> [Passage provided]
= Beginning of Section =
On April 30, 2018, the Federal Aviation Administration issued its Final Environmental Assessment (http://bit.ly/2syCyhF) and Finding of No Significant Impact/Record of Decision (FONSI/ROD http://bit.ly/2kHMkKZ ) for what it calls the “Cleveland/Detroit Metroplex.” In essence, as part of the FAA’s “Next Generation Air Transportation System” (“NextGen”), the FAA is redesigning most of the flight routes in the Cleveland and Detroit areas to accommodate “Performance Based Navigation” (PBN) procedures, which utilize satellite-based technology instead of land-based radar systems.
In a June 1, 2018, email announcing the issuance of the Final Environmental Assessment and the FONSI/ROD the FAA noted that although “It showed the proposed action would not result in any significant noise increases under the National Environmental Policy Act. However, there would be a reportable noise increase that could potentially affect approximately 335 residents in the Sumpter Township, Wayne County, southwest of Detroit Metro Airport.” According to the FAA, the existence of “reportable noise increases” does not require the FAA to issue a Environmental Impact Study instead of an Environmental Assessment. Nor does it require the FAA to mitigate the increase in noise caused by the project.
Continuing, the FAA indicates that “[w]hen the Cleveland/Detroit Metroplex procedures are implemented, some people might see aircraft where they did not previously fly. This is because some air route changes will occur, and because satellite-based procedures create more concentrated flight paths than conventional procedures.” But, again, offers no respite for those people who are affected by changes, since no mitigation is required by the FAA’s regulations.
However, in Vision 100 – Century of Aviation Reauthorization Act of 2003, Pub.L. No. 108-176, § 709(c), Congress laid out in detail the goals of the Next Generation Air Transportation System (“NextGen”). Using the mandatory “shall,” Congress directed the FAA “take into consideration, to the greatest extent practicable, design of airport approach and departure flight paths to reduce exposure of noise and emissions pollution on affected residents.” There is no indication in either the Final Environmental Assessment or the FONSI/ROD that the FAA complied with Congress’ mandate and actually considered developing routes and procedures that would reduce noise experienced by residents on the ground.
Finally, if anyone wants to challenge this decision, the petition for review must be filed within 60 days from the issuance of the FONSI/ROD. 49 USC 46110(a). Since the FONSI/ROD was signed on April 30, 2018, that means the petition for review must be filed no later than Friday, June 29, 2018. It can be filed in either the U.S. Court of Appeals for the Sixth Circuit or the U.S. Court of Appeals for the D.C. Circuit.
= End of Section =
> [Required tasks]
1. According to the passage on the Cleveland/Detroit Metroplex, roughly how many residents of Sumpter Township could be affected by the reportable noise increase?
2. From the passage on the Cleveland/Detroit Metroplex, write out the stretch from "Finally, if anyone" through "the D.C. Circuit.".
Rely only on the passage about the Cleveland/Detroit Metroplex.

> [Information shown]
= Beginning of Section =
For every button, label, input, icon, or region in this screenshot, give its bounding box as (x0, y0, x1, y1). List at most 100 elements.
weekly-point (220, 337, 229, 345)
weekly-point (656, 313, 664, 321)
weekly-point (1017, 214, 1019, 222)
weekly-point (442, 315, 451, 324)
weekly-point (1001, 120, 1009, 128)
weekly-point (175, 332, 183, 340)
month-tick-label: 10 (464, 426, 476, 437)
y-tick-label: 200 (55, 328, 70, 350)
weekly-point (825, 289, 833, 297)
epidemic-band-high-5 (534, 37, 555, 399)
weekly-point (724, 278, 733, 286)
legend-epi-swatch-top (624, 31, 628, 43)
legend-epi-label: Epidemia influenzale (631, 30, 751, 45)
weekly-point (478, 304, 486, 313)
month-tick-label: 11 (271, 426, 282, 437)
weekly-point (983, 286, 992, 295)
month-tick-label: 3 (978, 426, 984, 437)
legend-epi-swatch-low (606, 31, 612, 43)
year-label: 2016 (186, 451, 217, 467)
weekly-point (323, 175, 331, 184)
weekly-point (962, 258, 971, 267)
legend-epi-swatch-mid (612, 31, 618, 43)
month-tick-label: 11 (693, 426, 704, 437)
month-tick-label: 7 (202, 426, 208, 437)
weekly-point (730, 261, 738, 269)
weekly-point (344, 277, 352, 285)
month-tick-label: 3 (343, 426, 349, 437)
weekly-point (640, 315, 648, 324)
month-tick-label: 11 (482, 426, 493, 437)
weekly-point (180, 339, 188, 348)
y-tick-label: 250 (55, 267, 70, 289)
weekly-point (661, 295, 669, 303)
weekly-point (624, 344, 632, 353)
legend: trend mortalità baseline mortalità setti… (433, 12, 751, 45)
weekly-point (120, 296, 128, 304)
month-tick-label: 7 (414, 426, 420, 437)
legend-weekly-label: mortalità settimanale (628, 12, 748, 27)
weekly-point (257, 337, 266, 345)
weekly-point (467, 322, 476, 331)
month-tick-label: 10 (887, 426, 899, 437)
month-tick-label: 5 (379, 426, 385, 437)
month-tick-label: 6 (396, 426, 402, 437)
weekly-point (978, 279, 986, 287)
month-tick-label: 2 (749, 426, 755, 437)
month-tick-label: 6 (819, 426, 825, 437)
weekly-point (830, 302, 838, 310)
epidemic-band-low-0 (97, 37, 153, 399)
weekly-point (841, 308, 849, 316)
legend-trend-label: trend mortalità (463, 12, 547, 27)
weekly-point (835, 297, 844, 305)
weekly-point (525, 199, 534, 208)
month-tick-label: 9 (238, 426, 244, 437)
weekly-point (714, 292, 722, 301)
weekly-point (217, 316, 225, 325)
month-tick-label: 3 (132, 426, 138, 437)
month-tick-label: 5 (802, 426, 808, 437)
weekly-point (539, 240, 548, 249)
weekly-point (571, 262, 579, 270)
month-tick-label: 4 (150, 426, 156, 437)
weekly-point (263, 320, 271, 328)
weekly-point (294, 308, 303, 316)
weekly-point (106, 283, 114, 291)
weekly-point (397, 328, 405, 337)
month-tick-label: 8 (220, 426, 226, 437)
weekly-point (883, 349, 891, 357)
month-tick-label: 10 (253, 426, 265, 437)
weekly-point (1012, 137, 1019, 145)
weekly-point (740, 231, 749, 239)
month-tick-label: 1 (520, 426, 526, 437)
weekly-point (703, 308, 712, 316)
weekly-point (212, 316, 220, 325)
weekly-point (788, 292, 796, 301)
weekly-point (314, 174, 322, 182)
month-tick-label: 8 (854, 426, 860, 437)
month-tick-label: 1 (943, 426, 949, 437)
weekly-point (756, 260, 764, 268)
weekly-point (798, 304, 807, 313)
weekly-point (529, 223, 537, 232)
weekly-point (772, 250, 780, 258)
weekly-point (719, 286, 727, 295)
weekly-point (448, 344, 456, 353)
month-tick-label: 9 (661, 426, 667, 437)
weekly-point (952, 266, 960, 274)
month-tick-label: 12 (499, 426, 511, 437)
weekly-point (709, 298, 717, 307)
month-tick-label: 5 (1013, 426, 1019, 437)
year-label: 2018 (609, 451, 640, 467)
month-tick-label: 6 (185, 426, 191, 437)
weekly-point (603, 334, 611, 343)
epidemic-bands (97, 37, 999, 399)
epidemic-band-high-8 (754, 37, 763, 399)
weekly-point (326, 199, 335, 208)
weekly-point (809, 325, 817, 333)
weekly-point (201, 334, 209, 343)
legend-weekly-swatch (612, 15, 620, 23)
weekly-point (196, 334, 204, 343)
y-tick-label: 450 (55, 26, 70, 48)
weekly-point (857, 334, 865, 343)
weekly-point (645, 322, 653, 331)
= End of Section =
> [Expected outputs]
1. Approximately 335 residents.

2.
Finally, if anyone wants to challenge this decision, the petition for review must be filed within 60 days from the issuance of the FONSI/ROD. 49 USC 46110(a). Since the FONSI/ROD was signed on April 30, 2018, that means the petition for review must be filed no later than Friday, June 29, 2018. It can be filed in either the U.S. Court of Appeals for the Sixth Circuit or the U.S. Court of Appeals for the D.C. Circuit.